◆ Written request
All of the material below is to be retyped exactly.

[Saved data entries]
----
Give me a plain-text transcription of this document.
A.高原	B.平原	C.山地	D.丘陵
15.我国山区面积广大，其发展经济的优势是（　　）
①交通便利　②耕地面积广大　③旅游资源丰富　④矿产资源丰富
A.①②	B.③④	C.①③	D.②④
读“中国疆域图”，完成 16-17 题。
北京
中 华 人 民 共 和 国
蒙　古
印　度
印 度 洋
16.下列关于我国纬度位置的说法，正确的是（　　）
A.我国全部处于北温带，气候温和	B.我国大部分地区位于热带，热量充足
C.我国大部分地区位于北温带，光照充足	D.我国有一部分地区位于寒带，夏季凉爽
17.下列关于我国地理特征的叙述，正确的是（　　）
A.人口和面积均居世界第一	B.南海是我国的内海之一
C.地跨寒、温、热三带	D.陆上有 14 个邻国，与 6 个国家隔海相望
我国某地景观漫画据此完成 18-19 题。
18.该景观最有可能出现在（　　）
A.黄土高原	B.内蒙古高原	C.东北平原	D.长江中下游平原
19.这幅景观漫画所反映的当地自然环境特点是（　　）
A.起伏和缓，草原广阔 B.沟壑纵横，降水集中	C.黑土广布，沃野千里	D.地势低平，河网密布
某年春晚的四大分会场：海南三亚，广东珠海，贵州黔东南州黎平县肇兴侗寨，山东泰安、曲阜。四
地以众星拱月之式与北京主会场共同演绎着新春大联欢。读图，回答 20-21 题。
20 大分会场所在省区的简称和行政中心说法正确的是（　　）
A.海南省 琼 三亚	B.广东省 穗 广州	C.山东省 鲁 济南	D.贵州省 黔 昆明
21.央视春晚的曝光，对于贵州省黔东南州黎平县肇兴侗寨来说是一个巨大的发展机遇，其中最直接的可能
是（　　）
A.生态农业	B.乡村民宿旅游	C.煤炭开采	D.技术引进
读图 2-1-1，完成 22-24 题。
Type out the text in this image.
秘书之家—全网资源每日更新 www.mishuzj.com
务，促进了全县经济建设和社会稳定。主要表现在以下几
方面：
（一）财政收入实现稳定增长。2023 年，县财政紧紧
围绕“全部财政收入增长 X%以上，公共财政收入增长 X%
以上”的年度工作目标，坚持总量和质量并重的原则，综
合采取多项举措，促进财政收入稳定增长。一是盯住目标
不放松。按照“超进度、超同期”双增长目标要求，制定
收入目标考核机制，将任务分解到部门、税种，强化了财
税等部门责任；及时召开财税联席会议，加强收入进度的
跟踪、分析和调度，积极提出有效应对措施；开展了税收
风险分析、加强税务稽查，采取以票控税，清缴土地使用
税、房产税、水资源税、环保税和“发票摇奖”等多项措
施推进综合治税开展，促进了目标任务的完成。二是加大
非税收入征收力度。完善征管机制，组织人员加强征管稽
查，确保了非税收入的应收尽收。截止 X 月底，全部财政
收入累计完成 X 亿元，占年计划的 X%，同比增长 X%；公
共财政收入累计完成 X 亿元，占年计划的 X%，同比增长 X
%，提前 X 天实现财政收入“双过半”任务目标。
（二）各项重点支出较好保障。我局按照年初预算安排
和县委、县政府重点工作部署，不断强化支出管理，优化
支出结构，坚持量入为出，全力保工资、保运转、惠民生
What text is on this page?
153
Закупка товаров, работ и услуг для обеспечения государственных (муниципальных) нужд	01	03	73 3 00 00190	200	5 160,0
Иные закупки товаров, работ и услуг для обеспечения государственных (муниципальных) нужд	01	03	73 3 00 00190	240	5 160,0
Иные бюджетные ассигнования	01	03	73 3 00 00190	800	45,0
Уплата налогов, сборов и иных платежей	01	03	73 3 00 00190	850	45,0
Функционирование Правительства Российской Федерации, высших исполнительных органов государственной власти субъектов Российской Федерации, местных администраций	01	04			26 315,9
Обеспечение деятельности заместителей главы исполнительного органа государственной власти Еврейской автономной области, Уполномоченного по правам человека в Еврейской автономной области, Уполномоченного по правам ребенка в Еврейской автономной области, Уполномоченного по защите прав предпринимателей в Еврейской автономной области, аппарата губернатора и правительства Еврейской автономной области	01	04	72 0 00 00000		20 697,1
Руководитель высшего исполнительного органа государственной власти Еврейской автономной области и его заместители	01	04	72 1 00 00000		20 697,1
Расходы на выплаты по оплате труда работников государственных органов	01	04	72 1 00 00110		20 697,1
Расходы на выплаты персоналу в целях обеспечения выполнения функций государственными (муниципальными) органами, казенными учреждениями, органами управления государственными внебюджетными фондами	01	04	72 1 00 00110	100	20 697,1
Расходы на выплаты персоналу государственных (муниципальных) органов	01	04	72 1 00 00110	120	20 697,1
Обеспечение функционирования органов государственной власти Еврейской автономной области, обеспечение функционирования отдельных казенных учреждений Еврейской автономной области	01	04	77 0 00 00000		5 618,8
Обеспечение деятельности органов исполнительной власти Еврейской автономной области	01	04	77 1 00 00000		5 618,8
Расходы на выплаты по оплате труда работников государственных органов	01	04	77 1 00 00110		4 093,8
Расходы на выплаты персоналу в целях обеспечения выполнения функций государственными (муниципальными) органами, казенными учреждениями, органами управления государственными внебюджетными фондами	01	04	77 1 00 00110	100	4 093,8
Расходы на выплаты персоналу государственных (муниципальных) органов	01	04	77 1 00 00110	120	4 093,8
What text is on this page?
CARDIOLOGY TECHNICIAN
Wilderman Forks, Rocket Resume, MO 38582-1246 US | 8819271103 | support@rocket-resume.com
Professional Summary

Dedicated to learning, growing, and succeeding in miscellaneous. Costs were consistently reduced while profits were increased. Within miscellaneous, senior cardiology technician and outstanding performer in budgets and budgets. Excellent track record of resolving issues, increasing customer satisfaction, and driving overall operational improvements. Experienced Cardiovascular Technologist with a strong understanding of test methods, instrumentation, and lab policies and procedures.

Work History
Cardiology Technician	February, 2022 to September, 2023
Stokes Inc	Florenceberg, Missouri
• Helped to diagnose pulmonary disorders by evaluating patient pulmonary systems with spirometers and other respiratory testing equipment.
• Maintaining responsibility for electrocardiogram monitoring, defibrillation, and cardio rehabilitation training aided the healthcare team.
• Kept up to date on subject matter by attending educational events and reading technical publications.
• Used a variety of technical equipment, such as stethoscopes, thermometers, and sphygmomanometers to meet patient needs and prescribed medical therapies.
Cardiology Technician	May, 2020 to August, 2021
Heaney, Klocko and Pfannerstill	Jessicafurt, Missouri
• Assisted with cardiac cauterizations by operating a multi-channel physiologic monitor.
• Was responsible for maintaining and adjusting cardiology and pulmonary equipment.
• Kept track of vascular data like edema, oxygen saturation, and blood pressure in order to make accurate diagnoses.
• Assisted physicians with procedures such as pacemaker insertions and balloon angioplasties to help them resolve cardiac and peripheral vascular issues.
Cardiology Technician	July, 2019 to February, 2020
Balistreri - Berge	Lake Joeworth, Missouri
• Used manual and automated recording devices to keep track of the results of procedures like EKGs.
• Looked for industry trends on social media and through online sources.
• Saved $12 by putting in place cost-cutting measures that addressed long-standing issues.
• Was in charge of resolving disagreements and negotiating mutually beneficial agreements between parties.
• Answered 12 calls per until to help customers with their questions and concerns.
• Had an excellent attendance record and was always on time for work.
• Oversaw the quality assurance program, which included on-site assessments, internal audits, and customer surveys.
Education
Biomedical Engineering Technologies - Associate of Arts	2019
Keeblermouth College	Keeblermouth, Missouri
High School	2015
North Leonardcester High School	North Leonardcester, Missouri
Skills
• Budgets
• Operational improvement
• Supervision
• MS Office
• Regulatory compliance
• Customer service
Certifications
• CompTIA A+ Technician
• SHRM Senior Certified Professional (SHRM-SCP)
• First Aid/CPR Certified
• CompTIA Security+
----
◆ Reply to the task
Give me a plain-text transcription of this document.
A.高原	B.平原	C.山地	D.丘陵
15.我国山区面积广大，其发展经济的优势是（　　）
①交通便利　②耕地面积广大　③旅游资源丰富　④矿产资源丰富
A.①②	B.③④	C.①③	D.②④
读“中国疆域图”，完成 16-17 题。
北京
中 华 人 民 共 和 国
蒙　古
印　度
印 度 洋
16.下列关于我国纬度位置的说法，正确的是（　　）
A.我国全部处于北温带，气候温和	B.我国大部分地区位于热带，热量充足
C.我国大部分地区位于北温带，光照充足	D.我国有一部分地区位于寒带，夏季凉爽
17.下列关于我国地理特征的叙述，正确的是（　　）
A.人口和面积均居世界第一	B.南海是我国的内海之一
C.地跨寒、温、热三带	D.陆上有 14 个邻国，与 6 个国家隔海相望
我国某地景观漫画据此完成 18-19 题。
18.该景观最有可能出现在（　　）
A.黄土高原	B.内蒙古高原	C.东北平原	D.长江中下游平原
19.这幅景观漫画所反映的当地自然环境特点是（　　）
A.起伏和缓，草原广阔 B.沟壑纵横，降水集中	C.黑土广布，沃野千里	D.地势低平，河网密布
某年春晚的四大分会场：海南三亚，广东珠海，贵州黔东南州黎平县肇兴侗寨，山东泰安、曲阜。四
地以众星拱月之式与北京主会场共同演绎着新春大联欢。读图，回答 20-21 题。
20 大分会场所在省区的简称和行政中心说法正确的是（　　）
A.海南省 琼 三亚	B.广东省 穗 广州	C.山东省 鲁 济南	D.贵州省 黔 昆明
21.央视春晚的曝光，对于贵州省黔东南州黎平县肇兴侗寨来说是一个巨大的发展机遇，其中最直接的可能
是（　　）
A.生态农业	B.乡村民宿旅游	C.煤炭开采	D.技术引进
读图 2-1-1，完成 22-24 题。
Type out the text in this image.
秘书之家—全网资源每日更新 www.mishuzj.com
务，促进了全县经济建设和社会稳定。主要表现在以下几
方面：
（一）财政收入实现稳定增长。2023 年，县财政紧紧
围绕“全部财政收入增长 X%以上，公共财政收入增长 X%
以上”的年度工作目标，坚持总量和质量并重的原则，综
合采取多项举措，促进财政收入稳定增长。一是盯住目标
不放松。按照“超进度、超同期”双增长目标要求，制定
收入目标考核机制，将任务分解到部门、税种，强化了财
税等部门责任；及时召开财税联席会议，加强收入进度的
跟踪、分析和调度，积极提出有效应对措施；开展了税收
风险分析、加强税务稽查，采取以票控税，清缴土地使用
税、房产税、水资源税、环保税和“发票摇奖”等多项措
施推进综合治税开展，促进了目标任务的完成。二是加大
非税收入征收力度。完善征管机制，组织人员加强征管稽
查，确保了非税收入的应收尽收。截止 X 月底，全部财政
收入累计完成 X 亿元，占年计划的 X%，同比增长 X%；公
共财政收入累计完成 X 亿元，占年计划的 X%，同比增长 X
%，提前 X 天实现财政收入“双过半”任务目标。
（二）各项重点支出较好保障。我局按照年初预算安排
和县委、县政府重点工作部署，不断强化支出管理，优化
支出结构，坚持量入为出，全力保工资、保运转、惠民生
What text is on this page?
153
Закупка товаров, работ и услуг для обеспечения государственных (муниципальных) нужд	01	03	73 3 00 00190	200	5 160,0
Иные закупки товаров, работ и услуг для обеспечения государственных (муниципальных) нужд	01	03	73 3 00 00190	240	5 160,0
Иные бюджетные ассигнования	01	03	73 3 00 00190	800	45,0
Уплата налогов, сборов и иных платежей	01	03	73 3 00 00190	850	45,0
Функционирование Правительства Российской Федерации, высших исполнительных органов государственной власти субъектов Российской Федерации, местных администраций	01	04			26 315,9
Обеспечение деятельности заместителей главы исполнительного органа государственной власти Еврейской автономной области, Уполномоченного по правам человека в Еврейской автономной области, Уполномоченного по правам ребенка в Еврейской автономной области, Уполномоченного по защите прав предпринимателей в Еврейской автономной области, аппарата губернатора и правительства Еврейской автономной области	01	04	72 0 00 00000		20 697,1
Руководитель высшего исполнительного органа государственной власти Еврейской автономной области и его заместители	01	04	72 1 00 00000		20 697,1
Расходы на выплаты по оплате труда работников государственных органов	01	04	72 1 00 00110		20 697,1
Расходы на выплаты персоналу в целях обеспечения выполнения функций государственными (муниципальными) органами, казенными учреждениями, органами управления государственными внебюджетными фондами	01	04	72 1 00 00110	100	20 697,1
Расходы на выплаты персоналу государственных (муниципальных) органов	01	04	72 1 00 00110	120	20 697,1
Обеспечение функционирования органов государственной власти Еврейской автономной области, обеспечение функционирования отдельных казенных учреждений Еврейской автономной области	01	04	77 0 00 00000		5 618,8
Обеспечение деятельности органов исполнительной власти Еврейской автономной области	01	04	77 1 00 00000		5 618,8
Расходы на выплаты по оплате труда работников государственных органов	01	04	77 1 00 00110		4 093,8
Расходы на выплаты персоналу в целях обеспечения выполнения функций государственными (муниципальными) органами, казенными учреждениями, органами управления государственными внебюджетными фондами	01	04	77 1 00 00110	100	4 093,8
Расходы на выплаты персоналу государственных (муниципальных) органов	01	04	77 1 00 00110	120	4 093,8
What text is on this page?
CARDIOLOGY TECHNICIAN
Wilderman Forks, Rocket Resume, MO 38582-1246 US | 8819271103 | support@rocket-resume.com
Professional Summary

Dedicated to learning, growing, and succeeding in miscellaneous. Costs were consistently reduced while profits were increased. Within miscellaneous, senior cardiology technician and outstanding performer in budgets and budgets. Excellent track record of resolving issues, increasing customer satisfaction, and driving overall operational improvements. Experienced Cardiovascular Technologist with a strong understanding of test methods, instrumentation, and lab policies and procedures.

Work History
Cardiology Technician	February, 2022 to September, 2023
Stokes Inc	Florenceberg, Missouri
• Helped to diagnose pulmonary disorders by evaluating patient pulmonary systems with spirometers and other respiratory testing equipment.
• Maintaining responsibility for electrocardiogram monitoring, defibrillation, and cardio rehabilitation training aided the healthcare team.
• Kept up to date on subject matter by attending educational events and reading technical publications.
• Used a variety of technical equipment, such as stethoscopes, thermometers, and sphygmomanometers to meet patient needs and prescribed medical therapies.
Cardiology Technician	May, 2020 to August, 2021
Heaney, Klocko and Pfannerstill	Jessicafurt, Missouri
• Assisted with cardiac cauterizations by operating a multi-channel physiologic monitor.
• Was responsible for maintaining and adjusting cardiology and pulmonary equipment.
• Kept track of vascular data like edema, oxygen saturation, and blood pressure in order to make accurate diagnoses.
• Assisted physicians with procedures such as pacemaker insertions and balloon angioplasties to help them resolve cardiac and peripheral vascular issues.
Cardiology Technician	July, 2019 to February, 2020
Balistreri - Berge	Lake Joeworth, Missouri
• Used manual and automated recording devices to keep track of the results of procedures like EKGs.
• Looked for industry trends on social media and through online sources.
• Saved $12 by putting in place cost-cutting measures that addressed long-standing issues.
• Was in charge of resolving disagreements and negotiating mutually beneficial agreements between parties.
• Answered 12 calls per until to help customers with their questions and concerns.
• Had an excellent attendance record and was always on time for work.
• Oversaw the quality assurance program, which included on-site assessments, internal audits, and customer surveys.
Education
Biomedical Engineering Technologies - Associate of Arts	2019
Keeblermouth College	Keeblermouth, Missouri
High School	2015
North Leonardcester High School	North Leonardcester, Missouri
Skills
• Budgets
• Operational improvement
• Supervision
• MS Office
• Regulatory compliance
• Customer service
Certifications
• CompTIA A+ Technician
• SHRM Senior Certified Professional (SHRM-SCP)
• First Aid/CPR Certified
• CompTIA Security+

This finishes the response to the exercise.